* _Exercise materials_:
· · · ·

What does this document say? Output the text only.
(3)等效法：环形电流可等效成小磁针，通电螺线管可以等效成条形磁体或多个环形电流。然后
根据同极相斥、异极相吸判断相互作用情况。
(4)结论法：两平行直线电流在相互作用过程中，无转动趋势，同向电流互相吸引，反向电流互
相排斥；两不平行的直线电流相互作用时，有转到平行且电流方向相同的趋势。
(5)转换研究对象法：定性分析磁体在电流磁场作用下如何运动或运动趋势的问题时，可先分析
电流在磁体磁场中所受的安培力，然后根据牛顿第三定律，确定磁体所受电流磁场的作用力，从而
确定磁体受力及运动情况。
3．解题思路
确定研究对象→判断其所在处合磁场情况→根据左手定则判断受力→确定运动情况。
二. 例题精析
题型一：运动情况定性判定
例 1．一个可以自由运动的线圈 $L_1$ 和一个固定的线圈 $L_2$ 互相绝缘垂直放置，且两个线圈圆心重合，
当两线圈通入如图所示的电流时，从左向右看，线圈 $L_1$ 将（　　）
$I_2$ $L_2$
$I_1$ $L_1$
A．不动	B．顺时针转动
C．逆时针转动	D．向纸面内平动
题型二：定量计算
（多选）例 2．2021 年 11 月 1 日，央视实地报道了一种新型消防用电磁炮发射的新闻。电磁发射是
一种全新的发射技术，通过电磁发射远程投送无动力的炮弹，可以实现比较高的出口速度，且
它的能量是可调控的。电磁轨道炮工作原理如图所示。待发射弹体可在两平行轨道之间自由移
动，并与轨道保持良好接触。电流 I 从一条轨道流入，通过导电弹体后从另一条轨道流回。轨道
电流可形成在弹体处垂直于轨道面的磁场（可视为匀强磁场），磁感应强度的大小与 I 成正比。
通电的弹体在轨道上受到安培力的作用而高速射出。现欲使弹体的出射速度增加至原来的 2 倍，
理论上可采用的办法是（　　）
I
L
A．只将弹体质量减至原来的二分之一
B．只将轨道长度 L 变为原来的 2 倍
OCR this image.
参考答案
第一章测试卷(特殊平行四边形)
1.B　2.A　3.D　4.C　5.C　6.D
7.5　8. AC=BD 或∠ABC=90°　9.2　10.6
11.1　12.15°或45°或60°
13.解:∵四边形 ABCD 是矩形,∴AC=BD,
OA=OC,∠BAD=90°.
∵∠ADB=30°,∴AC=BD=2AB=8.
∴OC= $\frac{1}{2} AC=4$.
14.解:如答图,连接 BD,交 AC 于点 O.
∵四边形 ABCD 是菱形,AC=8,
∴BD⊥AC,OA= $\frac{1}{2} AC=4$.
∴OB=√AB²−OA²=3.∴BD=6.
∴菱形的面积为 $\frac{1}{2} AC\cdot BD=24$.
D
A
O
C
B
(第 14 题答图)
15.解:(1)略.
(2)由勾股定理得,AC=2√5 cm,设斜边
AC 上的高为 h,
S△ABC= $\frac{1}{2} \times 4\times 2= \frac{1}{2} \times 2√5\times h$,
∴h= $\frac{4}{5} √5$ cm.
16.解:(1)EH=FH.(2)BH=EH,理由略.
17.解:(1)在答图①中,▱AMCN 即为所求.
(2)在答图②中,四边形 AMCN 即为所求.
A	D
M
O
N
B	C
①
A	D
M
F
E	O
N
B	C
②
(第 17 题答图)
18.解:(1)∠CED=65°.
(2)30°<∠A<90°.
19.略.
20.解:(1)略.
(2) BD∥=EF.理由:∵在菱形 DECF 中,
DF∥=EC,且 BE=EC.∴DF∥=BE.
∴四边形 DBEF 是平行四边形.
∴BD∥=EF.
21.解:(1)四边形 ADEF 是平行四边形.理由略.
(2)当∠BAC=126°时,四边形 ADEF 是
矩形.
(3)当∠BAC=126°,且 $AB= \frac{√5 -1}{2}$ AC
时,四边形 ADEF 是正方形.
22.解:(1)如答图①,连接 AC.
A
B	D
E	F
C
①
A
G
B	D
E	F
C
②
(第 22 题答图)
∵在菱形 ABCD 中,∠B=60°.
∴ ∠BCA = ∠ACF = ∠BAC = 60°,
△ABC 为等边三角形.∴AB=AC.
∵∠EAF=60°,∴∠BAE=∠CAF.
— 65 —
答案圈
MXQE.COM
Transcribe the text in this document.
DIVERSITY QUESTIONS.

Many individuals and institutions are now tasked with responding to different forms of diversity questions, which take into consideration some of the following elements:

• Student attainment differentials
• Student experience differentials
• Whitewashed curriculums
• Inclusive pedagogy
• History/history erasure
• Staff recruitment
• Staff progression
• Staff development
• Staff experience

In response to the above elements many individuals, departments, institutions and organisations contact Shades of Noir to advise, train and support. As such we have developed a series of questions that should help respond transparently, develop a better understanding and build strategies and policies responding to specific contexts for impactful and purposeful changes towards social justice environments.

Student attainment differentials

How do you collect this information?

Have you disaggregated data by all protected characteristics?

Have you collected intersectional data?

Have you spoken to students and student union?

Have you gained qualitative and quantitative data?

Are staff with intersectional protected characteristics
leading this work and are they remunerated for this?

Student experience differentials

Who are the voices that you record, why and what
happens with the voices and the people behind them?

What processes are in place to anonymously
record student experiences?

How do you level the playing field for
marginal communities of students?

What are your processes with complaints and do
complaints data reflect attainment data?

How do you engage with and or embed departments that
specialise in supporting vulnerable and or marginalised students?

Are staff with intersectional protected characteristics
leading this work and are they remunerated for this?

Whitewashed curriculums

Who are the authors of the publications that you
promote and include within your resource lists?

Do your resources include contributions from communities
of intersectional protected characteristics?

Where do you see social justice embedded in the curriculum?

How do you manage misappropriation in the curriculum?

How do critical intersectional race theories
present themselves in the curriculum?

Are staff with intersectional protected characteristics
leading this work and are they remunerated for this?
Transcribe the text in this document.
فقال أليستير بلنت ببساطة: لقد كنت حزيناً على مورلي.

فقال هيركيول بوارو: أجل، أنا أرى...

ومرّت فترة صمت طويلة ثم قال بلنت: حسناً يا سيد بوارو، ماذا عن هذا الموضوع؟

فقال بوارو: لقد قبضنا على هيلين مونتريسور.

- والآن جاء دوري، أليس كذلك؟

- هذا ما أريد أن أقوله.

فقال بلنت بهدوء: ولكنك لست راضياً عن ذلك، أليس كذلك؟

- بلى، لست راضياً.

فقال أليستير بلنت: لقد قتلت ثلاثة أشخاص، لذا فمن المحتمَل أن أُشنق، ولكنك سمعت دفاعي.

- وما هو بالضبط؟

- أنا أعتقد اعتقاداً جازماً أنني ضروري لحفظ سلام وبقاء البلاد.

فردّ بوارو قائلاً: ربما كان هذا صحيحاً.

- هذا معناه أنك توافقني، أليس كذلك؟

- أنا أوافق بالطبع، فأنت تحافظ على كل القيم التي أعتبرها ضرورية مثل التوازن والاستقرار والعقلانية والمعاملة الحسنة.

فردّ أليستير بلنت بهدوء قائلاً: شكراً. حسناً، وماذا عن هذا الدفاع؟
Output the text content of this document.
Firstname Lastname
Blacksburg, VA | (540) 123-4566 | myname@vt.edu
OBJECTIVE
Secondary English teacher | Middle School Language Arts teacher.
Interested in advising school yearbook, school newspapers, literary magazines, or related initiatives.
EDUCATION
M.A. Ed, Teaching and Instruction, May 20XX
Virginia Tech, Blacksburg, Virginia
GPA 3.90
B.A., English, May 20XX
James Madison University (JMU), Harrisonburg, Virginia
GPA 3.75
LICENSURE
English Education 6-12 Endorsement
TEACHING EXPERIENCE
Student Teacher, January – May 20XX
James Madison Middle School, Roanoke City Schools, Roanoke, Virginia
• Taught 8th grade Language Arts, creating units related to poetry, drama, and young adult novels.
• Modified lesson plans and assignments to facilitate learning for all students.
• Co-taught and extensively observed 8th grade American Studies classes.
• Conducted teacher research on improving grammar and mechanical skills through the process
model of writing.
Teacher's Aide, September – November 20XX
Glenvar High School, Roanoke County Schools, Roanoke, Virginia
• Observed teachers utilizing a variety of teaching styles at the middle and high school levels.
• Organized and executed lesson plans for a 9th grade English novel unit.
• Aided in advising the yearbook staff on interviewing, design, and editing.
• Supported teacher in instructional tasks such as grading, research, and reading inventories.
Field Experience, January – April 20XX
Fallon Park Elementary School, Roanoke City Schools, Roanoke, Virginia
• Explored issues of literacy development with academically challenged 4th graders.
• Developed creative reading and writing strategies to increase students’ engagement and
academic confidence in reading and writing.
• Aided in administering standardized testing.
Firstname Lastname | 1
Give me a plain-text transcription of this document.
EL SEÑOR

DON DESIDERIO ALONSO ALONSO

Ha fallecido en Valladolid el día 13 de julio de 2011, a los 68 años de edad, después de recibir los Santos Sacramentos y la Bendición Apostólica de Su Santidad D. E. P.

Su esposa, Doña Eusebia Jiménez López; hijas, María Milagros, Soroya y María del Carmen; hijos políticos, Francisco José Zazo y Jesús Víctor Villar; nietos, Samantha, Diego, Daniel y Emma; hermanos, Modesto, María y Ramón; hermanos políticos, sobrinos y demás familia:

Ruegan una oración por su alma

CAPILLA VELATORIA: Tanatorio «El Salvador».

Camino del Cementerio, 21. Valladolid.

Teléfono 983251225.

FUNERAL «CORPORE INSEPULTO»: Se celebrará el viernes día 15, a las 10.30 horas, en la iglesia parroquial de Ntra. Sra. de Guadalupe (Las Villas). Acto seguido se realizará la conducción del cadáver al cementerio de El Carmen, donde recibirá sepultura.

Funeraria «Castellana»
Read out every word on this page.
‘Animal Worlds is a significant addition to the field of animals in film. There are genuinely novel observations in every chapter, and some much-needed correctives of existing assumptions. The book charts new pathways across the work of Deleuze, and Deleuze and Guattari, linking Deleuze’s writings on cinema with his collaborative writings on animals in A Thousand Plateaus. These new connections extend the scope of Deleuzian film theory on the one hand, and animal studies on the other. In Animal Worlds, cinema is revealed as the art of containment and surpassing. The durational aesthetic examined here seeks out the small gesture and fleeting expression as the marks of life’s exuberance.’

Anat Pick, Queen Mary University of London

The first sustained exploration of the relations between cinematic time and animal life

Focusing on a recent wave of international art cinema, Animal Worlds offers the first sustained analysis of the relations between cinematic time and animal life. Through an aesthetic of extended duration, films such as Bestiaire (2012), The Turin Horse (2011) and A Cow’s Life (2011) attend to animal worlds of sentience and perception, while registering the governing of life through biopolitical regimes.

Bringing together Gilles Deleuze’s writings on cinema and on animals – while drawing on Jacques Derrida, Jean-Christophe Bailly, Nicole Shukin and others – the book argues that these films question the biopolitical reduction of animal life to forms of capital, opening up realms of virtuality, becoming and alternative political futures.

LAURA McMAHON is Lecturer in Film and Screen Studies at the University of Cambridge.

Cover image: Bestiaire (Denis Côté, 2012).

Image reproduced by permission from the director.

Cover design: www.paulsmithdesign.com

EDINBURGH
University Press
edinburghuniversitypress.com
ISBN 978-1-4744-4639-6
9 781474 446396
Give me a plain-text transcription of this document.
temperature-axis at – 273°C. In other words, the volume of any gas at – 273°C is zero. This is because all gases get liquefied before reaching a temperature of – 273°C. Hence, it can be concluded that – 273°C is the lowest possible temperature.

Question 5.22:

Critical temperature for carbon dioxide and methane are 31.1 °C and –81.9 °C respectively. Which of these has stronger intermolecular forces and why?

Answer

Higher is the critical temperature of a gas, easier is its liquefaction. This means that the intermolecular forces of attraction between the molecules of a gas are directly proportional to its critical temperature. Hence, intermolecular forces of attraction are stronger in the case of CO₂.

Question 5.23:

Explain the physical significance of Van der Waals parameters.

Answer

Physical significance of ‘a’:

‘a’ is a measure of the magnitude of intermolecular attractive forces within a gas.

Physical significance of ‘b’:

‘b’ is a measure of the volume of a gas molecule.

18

· · · ·

* _Your goal_: The word "lesson" appears in how many lines of the data? Answer with only the number.

* _Task answer_: 2